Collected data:
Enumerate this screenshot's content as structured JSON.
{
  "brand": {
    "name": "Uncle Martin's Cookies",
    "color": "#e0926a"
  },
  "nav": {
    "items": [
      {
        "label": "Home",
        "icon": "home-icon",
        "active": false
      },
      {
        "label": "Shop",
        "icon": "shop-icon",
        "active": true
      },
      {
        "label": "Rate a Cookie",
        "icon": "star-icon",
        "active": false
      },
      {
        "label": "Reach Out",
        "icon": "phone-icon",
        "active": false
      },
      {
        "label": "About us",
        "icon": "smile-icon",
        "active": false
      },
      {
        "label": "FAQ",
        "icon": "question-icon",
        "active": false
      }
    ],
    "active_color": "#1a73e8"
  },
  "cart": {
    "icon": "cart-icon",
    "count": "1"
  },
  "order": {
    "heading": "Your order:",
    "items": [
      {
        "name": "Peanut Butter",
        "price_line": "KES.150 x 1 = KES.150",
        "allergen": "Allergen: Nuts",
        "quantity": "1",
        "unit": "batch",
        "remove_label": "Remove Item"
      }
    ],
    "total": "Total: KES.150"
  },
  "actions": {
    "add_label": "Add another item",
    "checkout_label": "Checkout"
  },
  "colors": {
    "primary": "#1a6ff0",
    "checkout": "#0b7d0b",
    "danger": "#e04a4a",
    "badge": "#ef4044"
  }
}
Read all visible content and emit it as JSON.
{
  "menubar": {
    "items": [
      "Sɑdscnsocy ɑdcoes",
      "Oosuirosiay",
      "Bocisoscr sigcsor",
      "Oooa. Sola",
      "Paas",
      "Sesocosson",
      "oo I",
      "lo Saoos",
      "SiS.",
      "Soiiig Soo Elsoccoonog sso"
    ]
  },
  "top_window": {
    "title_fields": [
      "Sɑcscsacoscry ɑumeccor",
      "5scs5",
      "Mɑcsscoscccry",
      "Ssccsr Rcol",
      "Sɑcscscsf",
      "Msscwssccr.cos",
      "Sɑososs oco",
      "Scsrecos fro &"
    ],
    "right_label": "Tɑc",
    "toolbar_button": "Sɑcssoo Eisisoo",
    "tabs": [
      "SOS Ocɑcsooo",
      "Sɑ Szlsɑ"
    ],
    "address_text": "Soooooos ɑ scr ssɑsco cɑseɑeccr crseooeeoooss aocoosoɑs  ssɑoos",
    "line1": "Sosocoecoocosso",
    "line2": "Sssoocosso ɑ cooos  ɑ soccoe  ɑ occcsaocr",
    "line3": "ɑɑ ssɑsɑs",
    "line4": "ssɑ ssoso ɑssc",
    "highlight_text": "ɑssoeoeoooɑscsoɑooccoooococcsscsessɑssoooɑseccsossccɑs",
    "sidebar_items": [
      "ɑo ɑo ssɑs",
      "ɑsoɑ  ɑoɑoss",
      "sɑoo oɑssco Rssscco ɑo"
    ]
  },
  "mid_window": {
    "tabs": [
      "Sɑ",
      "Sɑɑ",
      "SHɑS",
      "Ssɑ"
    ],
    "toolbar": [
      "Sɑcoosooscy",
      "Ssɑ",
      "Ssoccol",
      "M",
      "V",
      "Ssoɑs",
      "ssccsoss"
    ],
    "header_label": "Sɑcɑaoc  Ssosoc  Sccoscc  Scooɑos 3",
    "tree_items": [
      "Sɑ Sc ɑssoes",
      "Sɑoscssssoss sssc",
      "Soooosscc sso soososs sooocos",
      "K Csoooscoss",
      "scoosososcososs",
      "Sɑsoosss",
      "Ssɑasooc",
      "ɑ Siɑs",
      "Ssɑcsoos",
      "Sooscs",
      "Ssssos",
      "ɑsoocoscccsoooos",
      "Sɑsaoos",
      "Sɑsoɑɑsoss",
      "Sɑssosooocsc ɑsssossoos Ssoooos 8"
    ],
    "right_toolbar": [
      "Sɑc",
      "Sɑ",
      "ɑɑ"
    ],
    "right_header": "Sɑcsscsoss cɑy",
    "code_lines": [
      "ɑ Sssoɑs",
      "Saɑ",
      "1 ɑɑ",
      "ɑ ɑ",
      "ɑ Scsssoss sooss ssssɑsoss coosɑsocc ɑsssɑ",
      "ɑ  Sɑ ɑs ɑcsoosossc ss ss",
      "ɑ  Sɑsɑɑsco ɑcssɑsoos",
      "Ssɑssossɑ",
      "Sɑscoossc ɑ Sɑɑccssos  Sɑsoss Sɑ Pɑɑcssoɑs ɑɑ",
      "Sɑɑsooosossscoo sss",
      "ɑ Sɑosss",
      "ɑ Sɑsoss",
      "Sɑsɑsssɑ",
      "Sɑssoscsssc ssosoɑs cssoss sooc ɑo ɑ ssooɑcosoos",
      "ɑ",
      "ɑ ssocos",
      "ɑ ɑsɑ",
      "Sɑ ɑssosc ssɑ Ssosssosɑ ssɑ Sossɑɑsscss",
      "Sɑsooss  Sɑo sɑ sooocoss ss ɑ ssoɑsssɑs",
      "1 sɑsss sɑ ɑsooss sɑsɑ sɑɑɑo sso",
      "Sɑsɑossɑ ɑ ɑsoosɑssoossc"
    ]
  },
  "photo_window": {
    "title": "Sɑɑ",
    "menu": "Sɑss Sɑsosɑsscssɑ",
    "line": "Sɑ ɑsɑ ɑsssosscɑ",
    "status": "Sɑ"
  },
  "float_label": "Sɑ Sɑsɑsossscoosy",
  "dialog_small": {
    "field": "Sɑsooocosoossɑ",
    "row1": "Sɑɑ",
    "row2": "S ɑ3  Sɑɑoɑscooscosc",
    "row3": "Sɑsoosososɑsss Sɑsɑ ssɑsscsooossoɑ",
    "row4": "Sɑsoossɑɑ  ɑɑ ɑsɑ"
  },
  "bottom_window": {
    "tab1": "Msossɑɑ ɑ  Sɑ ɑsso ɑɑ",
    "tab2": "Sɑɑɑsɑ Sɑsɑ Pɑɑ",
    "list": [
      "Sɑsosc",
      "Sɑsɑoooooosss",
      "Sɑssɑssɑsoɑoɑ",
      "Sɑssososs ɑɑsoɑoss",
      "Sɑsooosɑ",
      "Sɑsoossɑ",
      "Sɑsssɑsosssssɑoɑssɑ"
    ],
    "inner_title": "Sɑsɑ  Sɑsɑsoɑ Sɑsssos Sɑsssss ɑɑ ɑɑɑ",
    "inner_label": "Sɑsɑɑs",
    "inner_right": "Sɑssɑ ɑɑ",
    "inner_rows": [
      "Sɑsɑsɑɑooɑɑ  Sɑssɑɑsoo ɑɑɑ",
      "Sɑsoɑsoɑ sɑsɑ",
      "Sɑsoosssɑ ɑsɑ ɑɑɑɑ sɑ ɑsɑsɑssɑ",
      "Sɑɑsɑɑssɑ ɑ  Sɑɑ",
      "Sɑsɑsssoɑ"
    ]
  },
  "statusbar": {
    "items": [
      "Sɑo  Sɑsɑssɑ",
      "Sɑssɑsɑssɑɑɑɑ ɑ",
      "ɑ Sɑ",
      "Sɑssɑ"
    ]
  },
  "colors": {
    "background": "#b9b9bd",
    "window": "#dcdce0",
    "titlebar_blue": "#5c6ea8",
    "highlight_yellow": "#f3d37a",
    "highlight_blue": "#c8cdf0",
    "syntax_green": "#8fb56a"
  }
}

• _Task_:
Repeat every entry word for word.

• _The completed task_:
Enumerate this screenshot's content as structured JSON.
{
  "brand": {
    "name": "Uncle Martin's Cookies",
    "color": "#e0926a"
  },
  "nav": {
    "items": [
      {
        "label": "Home",
        "icon": "home-icon",
        "active": false
      },
      {
        "label": "Shop",
        "icon": "shop-icon",
        "active": true
      },
      {
        "label": "Rate a Cookie",
        "icon": "star-icon",
        "active": false
      },
      {
        "label": "Reach Out",
        "icon": "phone-icon",
        "active": false
      },
      {
        "label": "About us",
        "icon": "smile-icon",
        "active": false
      },
      {
        "label": "FAQ",
        "icon": "question-icon",
        "active": false
      }
    ],
    "active_color": "#1a73e8"
  },
  "cart": {
    "icon": "cart-icon",
    "count": "1"
  },
  "order": {
    "heading": "Your order:",
    "items": [
      {
        "name": "Peanut Butter",
        "price_line": "KES.150 x 1 = KES.150",
        "allergen": "Allergen: Nuts",
        "quantity": "1",
        "unit": "batch",
        "remove_label": "Remove Item"
      }
    ],
    "total": "Total: KES.150"
  },
  "actions": {
    "add_label": "Add another item",
    "checkout_label": "Checkout"
  },
  "colors": {
    "primary": "#1a6ff0",
    "checkout": "#0b7d0b",
    "danger": "#e04a4a",
    "badge": "#ef4044"
  }
}
Read all visible content and emit it as JSON.
{
  "menubar": {
    "items": [
      "Sɑdscnsocy ɑdcoes",
      "Oosuirosiay",
      "Bocisoscr sigcsor",
      "Oooa. Sola",
      "Paas",
      "Sesocosson",
      "oo I",
      "lo Saoos",
      "SiS.",
      "Soiiig Soo Elsoccoonog sso"
    ]
  },
  "top_window": {
    "title_fields": [
      "Sɑcscsacoscry ɑumeccor",
      "5scs5",
      "Mɑcsscoscccry",
      "Ssccsr Rcol",
      "Sɑcscscsf",
      "Msscwssccr.cos",
      "Sɑososs oco",
      "Scsrecos fro &"
    ],
    "right_label": "Tɑc",
    "toolbar_button": "Sɑcssoo Eisisoo",
    "tabs": [
      "SOS Ocɑcsooo",
      "Sɑ Szlsɑ"
    ],
    "address_text": "Soooooos ɑ scr ssɑsco cɑseɑeccr crseooeeoooss aocoosoɑs  ssɑoos",
    "line1": "Sosocoecoocosso",
    "line2": "Sssoocosso ɑ cooos  ɑ soccoe  ɑ occcsaocr",
    "line3": "ɑɑ ssɑsɑs",
    "line4": "ssɑ ssoso ɑssc",
    "highlight_text": "ɑssoeoeoooɑscsoɑooccoooococcsscsessɑssoooɑseccsossccɑs",
    "sidebar_items": [
      "ɑo ɑo ssɑs",
      "ɑsoɑ  ɑoɑoss",
      "sɑoo oɑssco Rssscco ɑo"
    ]
  },
  "mid_window": {
    "tabs": [
      "Sɑ",
      "Sɑɑ",
      "SHɑS",
      "Ssɑ"
    ],
    "toolbar": [
      "Sɑcoosooscy",
      "Ssɑ",
      "Ssoccol",
      "M",
      "V",
      "Ssoɑs",
      "ssccsoss"
    ],
    "header_label": "Sɑcɑaoc  Ssosoc  Sccoscc  Scooɑos 3",
    "tree_items": [
      "Sɑ Sc ɑssoes",
      "Sɑoscssssoss sssc",
      "Soooosscc sso soososs sooocos",
      "K Csoooscoss",
      "scoosososcososs",
      "Sɑsoosss",
      "Ssɑasooc",
      "ɑ Siɑs",
      "Ssɑcsoos",
      "Sooscs",
      "Ssssos",
      "ɑsoocoscccsoooos",
      "Sɑsaoos",
      "Sɑsoɑɑsoss",
      "Sɑssosooocsc ɑsssossoos Ssoooos 8"
    ],
    "right_toolbar": [
      "Sɑc",
      "Sɑ",
      "ɑɑ"
    ],
    "right_header": "Sɑcsscsoss cɑy",
    "code_lines": [
      "ɑ Sssoɑs",
      "Saɑ",
      "1 ɑɑ",
      "ɑ ɑ",
      "ɑ Scsssoss sooss ssssɑsoss coosɑsocc ɑsssɑ",
      "ɑ  Sɑ ɑs ɑcsoosossc ss ss",
      "ɑ  Sɑsɑɑsco ɑcssɑsoos",
      "Ssɑssossɑ",
      "Sɑscoossc ɑ Sɑɑccssos  Sɑsoss Sɑ Pɑɑcssoɑs ɑɑ",
      "Sɑɑsooosossscoo sss",
      "ɑ Sɑosss",
      "ɑ Sɑsoss",
      "Sɑsɑsssɑ",
      "Sɑssoscsssc ssosoɑs cssoss sooc ɑo ɑ ssooɑcosoos",
      "ɑ",
      "ɑ ssocos",
      "ɑ ɑsɑ",
      "Sɑ ɑssosc ssɑ Ssosssosɑ ssɑ Sossɑɑsscss",
      "Sɑsooss  Sɑo sɑ sooocoss ss ɑ ssoɑsssɑs",
      "1 sɑsss sɑ ɑsooss sɑsɑ sɑɑɑo sso",
      "Sɑsɑossɑ ɑ ɑsoosɑssoossc"
    ]
  },
  "photo_window": {
    "title": "Sɑɑ",
    "menu": "Sɑss Sɑsosɑsscssɑ",
    "line": "Sɑ ɑsɑ ɑsssosscɑ",
    "status": "Sɑ"
  },
  "float_label": "Sɑ Sɑsɑsossscoosy",
  "dialog_small": {
    "field": "Sɑsooocosoossɑ",
    "row1": "Sɑɑ",
    "row2": "S ɑ3  Sɑɑoɑscooscosc",
    "row3": "Sɑsoosososɑsss Sɑsɑ ssɑsscsooossoɑ",
    "row4": "Sɑsoossɑɑ  ɑɑ ɑsɑ"
  },
  "bottom_window": {
    "tab1": "Msossɑɑ ɑ  Sɑ ɑsso ɑɑ",
    "tab2": "Sɑɑɑsɑ Sɑsɑ Pɑɑ",
    "list": [
      "Sɑsosc",
      "Sɑsɑoooooosss",
      "Sɑssɑssɑsoɑoɑ",
      "Sɑssososs ɑɑsoɑoss",
      "Sɑsooosɑ",
      "Sɑsoossɑ",
      "Sɑsssɑsosssssɑoɑssɑ"
    ],
    "inner_title": "Sɑsɑ  Sɑsɑsoɑ Sɑsssos Sɑsssss ɑɑ ɑɑɑ",
    "inner_label": "Sɑsɑɑs",
    "inner_right": "Sɑssɑ ɑɑ",
    "inner_rows": [
      "Sɑsɑsɑɑooɑɑ  Sɑssɑɑsoo ɑɑɑ",
      "Sɑsoɑsoɑ sɑsɑ",
      "Sɑsoosssɑ ɑsɑ ɑɑɑɑ sɑ ɑsɑsɑssɑ",
      "Sɑɑsɑɑssɑ ɑ  Sɑɑ",
      "Sɑsɑsssoɑ"
    ]
  },
  "statusbar": {
    "items": [
      "Sɑo  Sɑsɑssɑ",
      "Sɑssɑsɑssɑɑɑɑ ɑ",
      "ɑ Sɑ",
      "Sɑssɑ"
    ]
  },
  "colors": {
    "background": "#b9b9bd",
    "window": "#dcdce0",
    "titlebar_blue": "#5c6ea8",
    "highlight_yellow": "#f3d37a",
    "highlight_blue": "#c8cdf0",
    "syntax_green": "#8fb56a"
  }
}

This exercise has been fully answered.